Exercise task
Give only the number of lines in the records that include the string "Expense".

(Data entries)
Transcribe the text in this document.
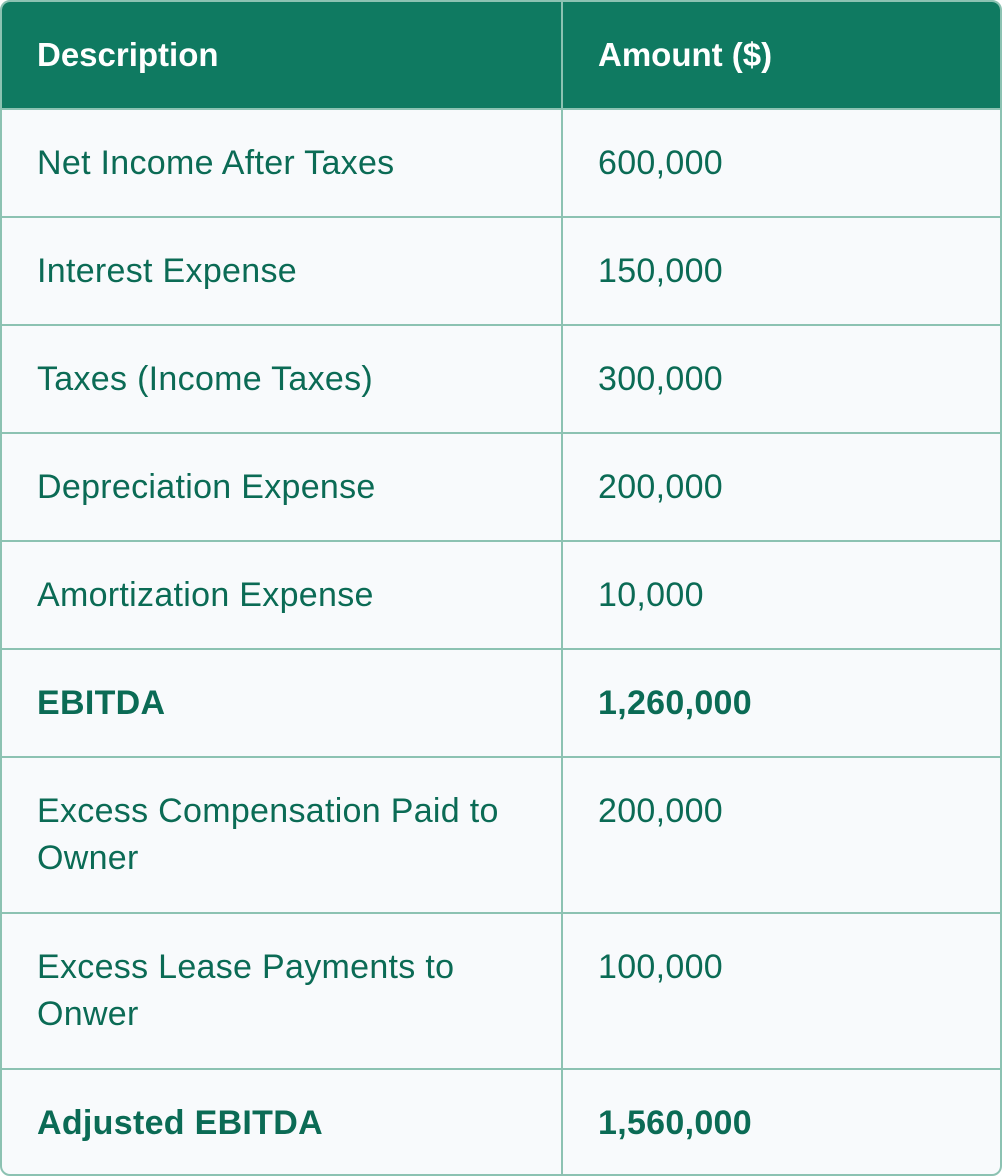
Description	Amount ($)
Net Income After Taxes	600,000
Interest Expense	150,000
Taxes (Income Taxes)	300,000
Depreciation Expense	200,000
Amortization Expense	10,000
EBITDA	1,260,000
Excess Compensation Paid to Owner	200,000
Excess Lease Payments to Onwer	100,000
Adjusted EBITDA	1,560,000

Complete output
3